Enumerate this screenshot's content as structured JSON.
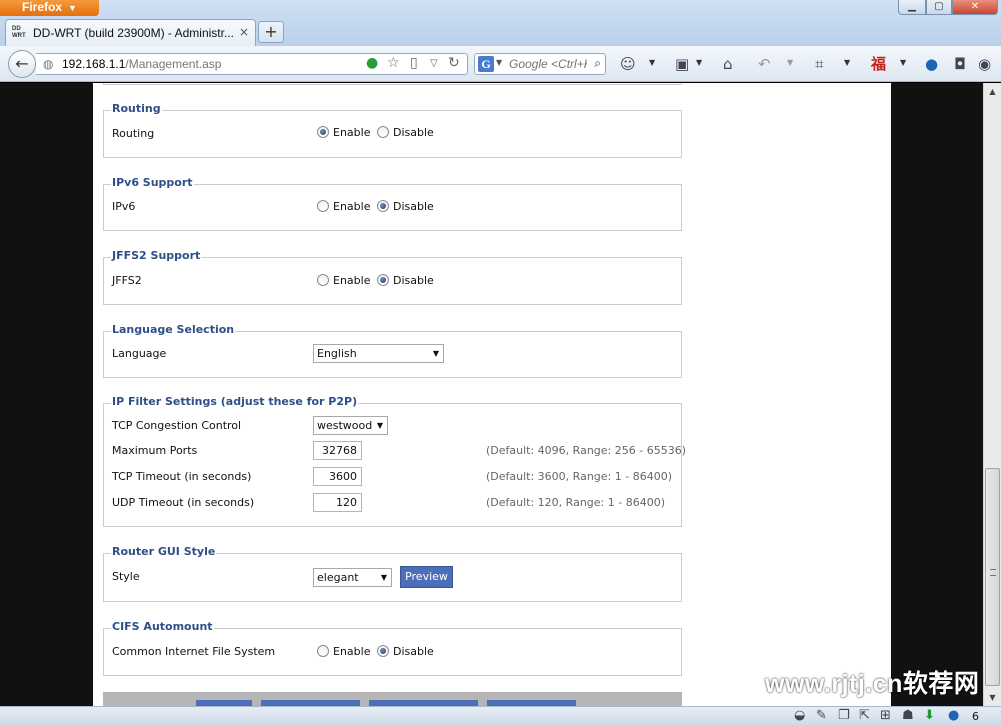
{
  "browser": {
    "app_button": "Firefox",
    "tab_title": "DD-WRT (build 23900M) - Administr...",
    "favicon_text": "DD-WRT",
    "new_tab": "+",
    "tab_close": "×",
    "url_host": "192.168.1.1",
    "url_path": "/Management.asp",
    "search_placeholder": "Google <Ctrl+K>",
    "search_engine": "G"
  },
  "sections": {
    "routing": {
      "legend": "Routing",
      "label": "Routing",
      "selected": "Enable"
    },
    "ipv6": {
      "legend": "IPv6 Support",
      "label": "IPv6",
      "selected": "Disable"
    },
    "jffs2": {
      "legend": "JFFS2 Support",
      "label": "JFFS2",
      "selected": "Disable"
    },
    "language": {
      "legend": "Language Selection",
      "label": "Language",
      "value": "English"
    },
    "ipfilter": {
      "legend": "IP Filter Settings (adjust these for P2P)",
      "tcp_congestion_label": "TCP Congestion Control",
      "tcp_congestion_value": "westwood",
      "max_ports_label": "Maximum Ports",
      "max_ports_value": "32768",
      "max_ports_hint": "(Default: 4096, Range: 256 - 65536)",
      "tcp_timeout_label": "TCP Timeout (in seconds)",
      "tcp_timeout_value": "3600",
      "tcp_timeout_hint": "(Default: 3600, Range: 1 - 86400)",
      "udp_timeout_label": "UDP Timeout (in seconds)",
      "udp_timeout_value": "120",
      "udp_timeout_hint": "(Default: 120, Range: 1 - 86400)"
    },
    "gui_style": {
      "legend": "Router GUI Style",
      "label": "Style",
      "value": "elegant",
      "preview_button": "Preview"
    },
    "cifs": {
      "legend": "CIFS Automount",
      "label": "Common Internet File System",
      "selected": "Disable"
    }
  },
  "radio_labels": {
    "enable": "Enable",
    "disable": "Disable"
  },
  "watermark": "www.rjtj.cn软荐网",
  "status": {
    "download_count": "6"
  }
}
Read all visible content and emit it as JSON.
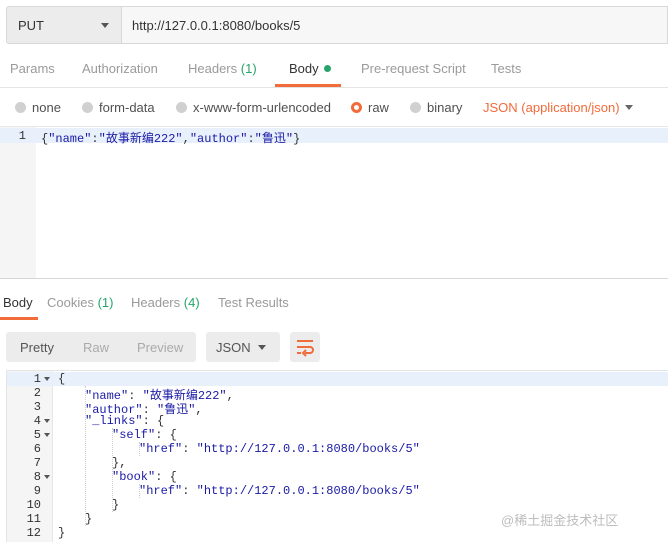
{
  "request": {
    "method": "PUT",
    "url": "http://127.0.0.1:8080/books/5"
  },
  "request_tabs": [
    {
      "label": "Params",
      "count": ""
    },
    {
      "label": "Authorization",
      "count": ""
    },
    {
      "label": "Headers",
      "count": "(1)"
    },
    {
      "label": "Body",
      "count": ""
    },
    {
      "label": "Pre-request Script",
      "count": ""
    },
    {
      "label": "Tests",
      "count": ""
    }
  ],
  "active_request_tab": "Body",
  "body_types": [
    {
      "label": "none",
      "checked": false
    },
    {
      "label": "form-data",
      "checked": false
    },
    {
      "label": "x-www-form-urlencoded",
      "checked": false
    },
    {
      "label": "raw",
      "checked": true
    },
    {
      "label": "binary",
      "checked": false
    }
  ],
  "raw_format": "JSON (application/json)",
  "request_body": {
    "line_numbers": [
      "1"
    ],
    "lines": [
      [
        {
          "t": "{",
          "c": "p"
        },
        {
          "t": "\"name\"",
          "c": "k"
        },
        {
          "t": ":",
          "c": "p"
        },
        {
          "t": "\"故事新编222\"",
          "c": "s"
        },
        {
          "t": ",",
          "c": "p"
        },
        {
          "t": "\"author\"",
          "c": "k"
        },
        {
          "t": ":",
          "c": "p"
        },
        {
          "t": "\"鲁迅\"",
          "c": "s"
        },
        {
          "t": "}",
          "c": "p"
        }
      ]
    ]
  },
  "response_tabs": [
    {
      "label": "Body",
      "count": ""
    },
    {
      "label": "Cookies",
      "count": "(1)"
    },
    {
      "label": "Headers",
      "count": "(4)"
    },
    {
      "label": "Test Results",
      "count": ""
    }
  ],
  "active_response_tab": "Body",
  "view_modes": [
    "Pretty",
    "Raw",
    "Preview"
  ],
  "active_view_mode": "Pretty",
  "response_format": "JSON",
  "wrap_icon": "wrap-lines-icon",
  "response_body": {
    "lines": [
      {
        "n": "1",
        "fold": true,
        "indent": 0,
        "parts": [
          {
            "t": "{",
            "c": "p"
          }
        ]
      },
      {
        "n": "2",
        "fold": false,
        "indent": 1,
        "parts": [
          {
            "t": "\"name\"",
            "c": "k"
          },
          {
            "t": ": ",
            "c": "p"
          },
          {
            "t": "\"故事新编222\"",
            "c": "s"
          },
          {
            "t": ",",
            "c": "p"
          }
        ]
      },
      {
        "n": "3",
        "fold": false,
        "indent": 1,
        "parts": [
          {
            "t": "\"author\"",
            "c": "k"
          },
          {
            "t": ": ",
            "c": "p"
          },
          {
            "t": "\"鲁迅\"",
            "c": "s"
          },
          {
            "t": ",",
            "c": "p"
          }
        ]
      },
      {
        "n": "4",
        "fold": true,
        "indent": 1,
        "parts": [
          {
            "t": "\"_links\"",
            "c": "k"
          },
          {
            "t": ": {",
            "c": "p"
          }
        ]
      },
      {
        "n": "5",
        "fold": true,
        "indent": 2,
        "parts": [
          {
            "t": "\"self\"",
            "c": "k"
          },
          {
            "t": ": {",
            "c": "p"
          }
        ]
      },
      {
        "n": "6",
        "fold": false,
        "indent": 3,
        "parts": [
          {
            "t": "\"href\"",
            "c": "k"
          },
          {
            "t": ": ",
            "c": "p"
          },
          {
            "t": "\"http://127.0.0.1:8080/books/5\"",
            "c": "s"
          }
        ]
      },
      {
        "n": "7",
        "fold": false,
        "indent": 2,
        "parts": [
          {
            "t": "},",
            "c": "p"
          }
        ]
      },
      {
        "n": "8",
        "fold": true,
        "indent": 2,
        "parts": [
          {
            "t": "\"book\"",
            "c": "k"
          },
          {
            "t": ": {",
            "c": "p"
          }
        ]
      },
      {
        "n": "9",
        "fold": false,
        "indent": 3,
        "parts": [
          {
            "t": "\"href\"",
            "c": "k"
          },
          {
            "t": ": ",
            "c": "p"
          },
          {
            "t": "\"http://127.0.0.1:8080/books/5\"",
            "c": "s"
          }
        ]
      },
      {
        "n": "10",
        "fold": false,
        "indent": 2,
        "parts": [
          {
            "t": "}",
            "c": "p"
          }
        ]
      },
      {
        "n": "11",
        "fold": false,
        "indent": 1,
        "parts": [
          {
            "t": "}",
            "c": "p"
          }
        ]
      },
      {
        "n": "12",
        "fold": false,
        "indent": 0,
        "parts": [
          {
            "t": "}",
            "c": "p"
          }
        ]
      }
    ]
  },
  "watermark": "@稀土掘金技术社区",
  "colors": {
    "accent": "#f26b3a",
    "count_green": "#26a56a",
    "json_string": "#1a1aa6"
  }
}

*Aim of the task:* Leave out the pictures and return every record word for word.

*Exercise output:*
Enumerate this screenshot's content as structured JSON.
{
  "browser": {
    "app_button": "Firefox",
    "tab_title": "DD-WRT (build 23900M) - Administr...",
    "favicon_text": "DD-WRT",
    "new_tab": "+",
    "tab_close": "×",
    "url_host": "192.168.1.1",
    "url_path": "/Management.asp",
    "search_placeholder": "Google <Ctrl+K>",
    "search_engine": "G"
  },
  "sections": {
    "routing": {
      "legend": "Routing",
      "label": "Routing",
      "selected": "Enable"
    },
    "ipv6": {
      "legend": "IPv6 Support",
      "label": "IPv6",
      "selected": "Disable"
    },
    "jffs2": {
      "legend": "JFFS2 Support",
      "label": "JFFS2",
      "selected": "Disable"
    },
    "language": {
      "legend": "Language Selection",
      "label": "Language",
      "value": "English"
    },
    "ipfilter": {
      "legend": "IP Filter Settings (adjust these for P2P)",
      "tcp_congestion_label": "TCP Congestion Control",
      "tcp_congestion_value": "westwood",
      "max_ports_label": "Maximum Ports",
      "max_ports_value": "32768",
      "max_ports_hint": "(Default: 4096, Range: 256 - 65536)",
      "tcp_timeout_label": "TCP Timeout (in seconds)",
      "tcp_timeout_value": "3600",
      "tcp_timeout_hint": "(Default: 3600, Range: 1 - 86400)",
      "udp_timeout_label": "UDP Timeout (in seconds)",
      "udp_timeout_value": "120",
      "udp_timeout_hint": "(Default: 120, Range: 1 - 86400)"
    },
    "gui_style": {
      "legend": "Router GUI Style",
      "label": "Style",
      "value": "elegant",
      "preview_button": "Preview"
    },
    "cifs": {
      "legend": "CIFS Automount",
      "label": "Common Internet File System",
      "selected": "Disable"
    }
  },
  "radio_labels": {
    "enable": "Enable",
    "disable": "Disable"
  },
  "watermark": "www.rjtj.cn软荐网",
  "status": {
    "download_count": "6"
  }
}
Read all visible content and emit it as JSON.
{
  "request": {
    "method": "PUT",
    "url": "http://127.0.0.1:8080/books/5"
  },
  "request_tabs": [
    {
      "label": "Params",
      "count": ""
    },
    {
      "label": "Authorization",
      "count": ""
    },
    {
      "label": "Headers",
      "count": "(1)"
    },
    {
      "label": "Body",
      "count": ""
    },
    {
      "label": "Pre-request Script",
      "count": ""
    },
    {
      "label": "Tests",
      "count": ""
    }
  ],
  "active_request_tab": "Body",
  "body_types": [
    {
      "label": "none",
      "checked": false
    },
    {
      "label": "form-data",
      "checked": false
    },
    {
      "label": "x-www-form-urlencoded",
      "checked": false
    },
    {
      "label": "raw",
      "checked": true
    },
    {
      "label": "binary",
      "checked": false
    }
  ],
  "raw_format": "JSON (application/json)",
  "request_body": {
    "line_numbers": [
      "1"
    ],
    "lines": [
      [
        {
          "t": "{",
          "c": "p"
        },
        {
          "t": "\"name\"",
          "c": "k"
        },
        {
          "t": ":",
          "c": "p"
        },
        {
          "t": "\"故事新编222\"",
          "c": "s"
        },
        {
          "t": ",",
          "c": "p"
        },
        {
          "t": "\"author\"",
          "c": "k"
        },
        {
          "t": ":",
          "c": "p"
        },
        {
          "t": "\"鲁迅\"",
          "c": "s"
        },
        {
          "t": "}",
          "c": "p"
        }
      ]
    ]
  },
  "response_tabs": [
    {
      "label": "Body",
      "count": ""
    },
    {
      "label": "Cookies",
      "count": "(1)"
    },
    {
      "label": "Headers",
      "count": "(4)"
    },
    {
      "label": "Test Results",
      "count": ""
    }
  ],
  "active_response_tab": "Body",
  "view_modes": [
    "Pretty",
    "Raw",
    "Preview"
  ],
  "active_view_mode": "Pretty",
  "response_format": "JSON",
  "wrap_icon": "wrap-lines-icon",
  "response_body": {
    "lines": [
      {
        "n": "1",
        "fold": true,
        "indent": 0,
        "parts": [
          {
            "t": "{",
            "c": "p"
          }
        ]
      },
      {
        "n": "2",
        "fold": false,
        "indent": 1,
        "parts": [
          {
            "t": "\"name\"",
            "c": "k"
          },
          {
            "t": ": ",
            "c": "p"
          },
          {
            "t": "\"故事新编222\"",
            "c": "s"
          },
          {
            "t": ",",
            "c": "p"
          }
        ]
      },
      {
        "n": "3",
        "fold": false,
        "indent": 1,
        "parts": [
          {
            "t": "\"author\"",
            "c": "k"
          },
          {
            "t": ": ",
            "c": "p"
          },
          {
            "t": "\"鲁迅\"",
            "c": "s"
          },
          {
            "t": ",",
            "c": "p"
          }
        ]
      },
      {
        "n": "4",
        "fold": true,
        "indent": 1,
        "parts": [
          {
            "t": "\"_links\"",
            "c": "k"
          },
          {
            "t": ": {",
            "c": "p"
          }
        ]
      },
      {
        "n": "5",
        "fold": true,
        "indent": 2,
        "parts": [
          {
            "t": "\"self\"",
            "c": "k"
          },
          {
            "t": ": {",
            "c": "p"
          }
        ]
      },
      {
        "n": "6",
        "fold": false,
        "indent": 3,
        "parts": [
          {
            "t": "\"href\"",
            "c": "k"
          },
          {
            "t": ": ",
            "c": "p"
          },
          {
            "t": "\"http://127.0.0.1:8080/books/5\"",
            "c": "s"
          }
        ]
      },
      {
        "n": "7",
        "fold": false,
        "indent": 2,
        "parts": [
          {
            "t": "},",
            "c": "p"
          }
        ]
      },
      {
        "n": "8",
        "fold": true,
        "indent": 2,
        "parts": [
          {
            "t": "\"book\"",
            "c": "k"
          },
          {
            "t": ": {",
            "c": "p"
          }
        ]
      },
      {
        "n": "9",
        "fold": false,
        "indent": 3,
        "parts": [
          {
            "t": "\"href\"",
            "c": "k"
          },
          {
            "t": ": ",
            "c": "p"
          },
          {
            "t": "\"http://127.0.0.1:8080/books/5\"",
            "c": "s"
          }
        ]
      },
      {
        "n": "10",
        "fold": false,
        "indent": 2,
        "parts": [
          {
            "t": "}",
            "c": "p"
          }
        ]
      },
      {
        "n": "11",
        "fold": false,
        "indent": 1,
        "parts": [
          {
            "t": "}",
            "c": "p"
          }
        ]
      },
      {
        "n": "12",
        "fold": false,
        "indent": 0,
        "parts": [
          {
            "t": "}",
            "c": "p"
          }
        ]
      }
    ]
  },
  "watermark": "@稀土掘金技术社区",
  "colors": {
    "accent": "#f26b3a",
    "count_green": "#26a56a",
    "json_string": "#1a1aa6"
  }
}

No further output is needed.